• **Work required**: From the entries below, copy every line holding the word "calendar".

• **Chart and figure data**:

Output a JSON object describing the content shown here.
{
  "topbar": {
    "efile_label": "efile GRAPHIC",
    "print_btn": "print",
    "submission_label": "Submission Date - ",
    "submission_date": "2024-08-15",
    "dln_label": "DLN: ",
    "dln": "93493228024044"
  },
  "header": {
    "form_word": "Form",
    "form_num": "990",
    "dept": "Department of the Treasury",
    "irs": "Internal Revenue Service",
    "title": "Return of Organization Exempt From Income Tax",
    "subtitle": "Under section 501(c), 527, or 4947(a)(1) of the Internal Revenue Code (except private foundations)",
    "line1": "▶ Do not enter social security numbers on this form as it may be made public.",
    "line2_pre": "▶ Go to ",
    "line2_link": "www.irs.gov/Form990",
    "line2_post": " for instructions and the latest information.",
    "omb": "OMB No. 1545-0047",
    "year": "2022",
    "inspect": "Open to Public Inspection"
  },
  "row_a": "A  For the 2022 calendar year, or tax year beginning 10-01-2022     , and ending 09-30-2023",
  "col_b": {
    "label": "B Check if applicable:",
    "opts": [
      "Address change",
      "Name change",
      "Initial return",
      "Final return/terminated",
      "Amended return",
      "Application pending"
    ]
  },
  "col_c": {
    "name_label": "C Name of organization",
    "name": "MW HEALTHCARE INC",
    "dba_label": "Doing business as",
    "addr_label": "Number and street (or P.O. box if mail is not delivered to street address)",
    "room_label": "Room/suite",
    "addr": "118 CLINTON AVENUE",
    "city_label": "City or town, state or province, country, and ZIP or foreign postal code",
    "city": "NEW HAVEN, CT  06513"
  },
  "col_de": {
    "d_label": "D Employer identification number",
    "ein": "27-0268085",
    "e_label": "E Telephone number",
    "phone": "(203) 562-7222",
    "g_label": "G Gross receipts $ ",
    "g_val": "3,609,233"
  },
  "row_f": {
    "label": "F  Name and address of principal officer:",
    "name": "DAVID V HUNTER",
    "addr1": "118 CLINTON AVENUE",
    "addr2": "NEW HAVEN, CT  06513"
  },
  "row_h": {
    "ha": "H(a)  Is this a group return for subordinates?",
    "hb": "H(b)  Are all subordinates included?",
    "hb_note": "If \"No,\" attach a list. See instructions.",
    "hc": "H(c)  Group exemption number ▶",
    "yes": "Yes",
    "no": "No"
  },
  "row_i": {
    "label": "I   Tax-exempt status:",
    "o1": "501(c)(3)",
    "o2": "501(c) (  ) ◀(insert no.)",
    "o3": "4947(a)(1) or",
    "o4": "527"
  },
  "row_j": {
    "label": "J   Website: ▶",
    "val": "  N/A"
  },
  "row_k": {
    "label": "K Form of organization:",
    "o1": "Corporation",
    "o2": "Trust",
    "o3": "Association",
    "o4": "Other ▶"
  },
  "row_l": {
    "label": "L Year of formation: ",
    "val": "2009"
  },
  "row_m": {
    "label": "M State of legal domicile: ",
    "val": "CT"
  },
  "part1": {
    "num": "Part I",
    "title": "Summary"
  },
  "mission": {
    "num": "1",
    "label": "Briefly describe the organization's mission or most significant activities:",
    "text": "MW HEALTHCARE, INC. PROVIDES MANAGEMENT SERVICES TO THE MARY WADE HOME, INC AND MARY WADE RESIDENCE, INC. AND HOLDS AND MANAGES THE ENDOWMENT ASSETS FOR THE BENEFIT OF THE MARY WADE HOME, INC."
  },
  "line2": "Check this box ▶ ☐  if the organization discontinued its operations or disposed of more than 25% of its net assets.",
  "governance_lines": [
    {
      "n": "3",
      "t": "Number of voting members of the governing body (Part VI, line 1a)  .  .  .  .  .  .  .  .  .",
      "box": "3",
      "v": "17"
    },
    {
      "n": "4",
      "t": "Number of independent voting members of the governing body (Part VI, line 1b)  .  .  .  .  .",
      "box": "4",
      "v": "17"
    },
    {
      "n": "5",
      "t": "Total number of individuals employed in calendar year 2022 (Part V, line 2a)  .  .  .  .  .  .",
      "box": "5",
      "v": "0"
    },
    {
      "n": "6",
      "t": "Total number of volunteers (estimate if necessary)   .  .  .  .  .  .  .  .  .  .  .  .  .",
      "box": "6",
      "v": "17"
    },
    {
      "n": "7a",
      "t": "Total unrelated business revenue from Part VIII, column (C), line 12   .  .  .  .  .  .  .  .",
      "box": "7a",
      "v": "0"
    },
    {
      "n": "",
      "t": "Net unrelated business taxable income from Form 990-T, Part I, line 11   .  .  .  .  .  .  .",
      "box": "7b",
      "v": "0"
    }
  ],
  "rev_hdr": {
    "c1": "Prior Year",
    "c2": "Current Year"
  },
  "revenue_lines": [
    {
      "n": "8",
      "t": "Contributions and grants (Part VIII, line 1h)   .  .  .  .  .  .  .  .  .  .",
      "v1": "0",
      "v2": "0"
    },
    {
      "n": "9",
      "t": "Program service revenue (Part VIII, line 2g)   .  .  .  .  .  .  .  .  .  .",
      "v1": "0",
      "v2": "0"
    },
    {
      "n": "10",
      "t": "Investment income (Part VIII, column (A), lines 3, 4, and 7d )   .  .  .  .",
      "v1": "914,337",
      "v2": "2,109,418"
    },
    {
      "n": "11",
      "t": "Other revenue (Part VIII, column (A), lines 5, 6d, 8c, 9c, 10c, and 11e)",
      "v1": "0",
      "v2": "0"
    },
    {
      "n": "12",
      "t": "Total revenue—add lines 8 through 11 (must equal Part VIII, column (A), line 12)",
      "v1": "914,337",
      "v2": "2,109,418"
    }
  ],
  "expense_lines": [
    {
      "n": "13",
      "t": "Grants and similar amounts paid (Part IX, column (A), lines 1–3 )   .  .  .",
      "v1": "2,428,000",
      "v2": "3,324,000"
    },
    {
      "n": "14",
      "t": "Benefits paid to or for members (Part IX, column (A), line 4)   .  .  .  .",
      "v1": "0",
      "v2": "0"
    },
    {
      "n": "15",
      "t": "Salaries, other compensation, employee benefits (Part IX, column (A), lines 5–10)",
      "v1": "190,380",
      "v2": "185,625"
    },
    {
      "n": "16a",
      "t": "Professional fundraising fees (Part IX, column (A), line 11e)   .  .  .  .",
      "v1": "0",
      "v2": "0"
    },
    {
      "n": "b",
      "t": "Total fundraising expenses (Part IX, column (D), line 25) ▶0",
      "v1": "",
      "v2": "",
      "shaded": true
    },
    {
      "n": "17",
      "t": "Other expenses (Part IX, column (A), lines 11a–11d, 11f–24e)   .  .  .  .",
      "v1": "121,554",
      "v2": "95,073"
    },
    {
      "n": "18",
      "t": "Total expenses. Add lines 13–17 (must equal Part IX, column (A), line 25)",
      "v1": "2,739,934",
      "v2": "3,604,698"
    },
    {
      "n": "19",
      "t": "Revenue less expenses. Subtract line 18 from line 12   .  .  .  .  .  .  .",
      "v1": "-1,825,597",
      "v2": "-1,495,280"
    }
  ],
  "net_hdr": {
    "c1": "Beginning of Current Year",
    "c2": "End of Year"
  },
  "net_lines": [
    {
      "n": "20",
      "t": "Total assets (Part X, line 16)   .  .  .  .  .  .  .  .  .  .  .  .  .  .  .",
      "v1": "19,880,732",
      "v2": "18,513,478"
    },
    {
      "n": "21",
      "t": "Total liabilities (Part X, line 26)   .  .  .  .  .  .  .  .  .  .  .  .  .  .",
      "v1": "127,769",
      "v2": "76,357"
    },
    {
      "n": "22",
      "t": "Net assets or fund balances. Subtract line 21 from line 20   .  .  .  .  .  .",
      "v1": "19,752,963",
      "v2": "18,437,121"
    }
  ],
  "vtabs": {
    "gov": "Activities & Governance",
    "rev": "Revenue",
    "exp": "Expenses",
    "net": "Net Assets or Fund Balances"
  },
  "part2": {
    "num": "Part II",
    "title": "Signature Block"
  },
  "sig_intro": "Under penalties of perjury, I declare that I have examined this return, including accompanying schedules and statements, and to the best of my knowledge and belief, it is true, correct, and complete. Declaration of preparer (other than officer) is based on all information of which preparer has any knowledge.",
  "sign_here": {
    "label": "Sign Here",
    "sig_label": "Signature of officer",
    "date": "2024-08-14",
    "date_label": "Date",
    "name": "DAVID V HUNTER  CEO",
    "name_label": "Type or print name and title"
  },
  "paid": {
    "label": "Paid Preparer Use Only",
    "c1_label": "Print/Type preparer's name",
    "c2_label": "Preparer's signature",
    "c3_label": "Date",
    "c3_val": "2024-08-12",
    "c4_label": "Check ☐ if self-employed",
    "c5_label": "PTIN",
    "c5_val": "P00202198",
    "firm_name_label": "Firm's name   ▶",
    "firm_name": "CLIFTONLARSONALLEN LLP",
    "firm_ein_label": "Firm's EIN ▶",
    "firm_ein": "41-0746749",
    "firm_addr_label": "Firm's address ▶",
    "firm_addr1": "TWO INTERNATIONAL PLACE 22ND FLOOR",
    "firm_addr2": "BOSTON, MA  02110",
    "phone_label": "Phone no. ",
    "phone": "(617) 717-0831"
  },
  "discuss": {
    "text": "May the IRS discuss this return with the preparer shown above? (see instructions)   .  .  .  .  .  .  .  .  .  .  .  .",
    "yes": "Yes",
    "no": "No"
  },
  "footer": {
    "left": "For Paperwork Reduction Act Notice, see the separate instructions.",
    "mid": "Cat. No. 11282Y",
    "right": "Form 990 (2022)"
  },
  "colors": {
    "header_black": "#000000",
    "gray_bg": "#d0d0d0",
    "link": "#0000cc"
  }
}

• **Written solution**:
  "row_a": "A  For the 2022 calendar year, or tax year beginning 10-01-2022     , and ending 09-30-2023",
      "t": "Total number of individuals employed in calendar year 2022 (Part V, line 2a)  .  .  .  .  .  .",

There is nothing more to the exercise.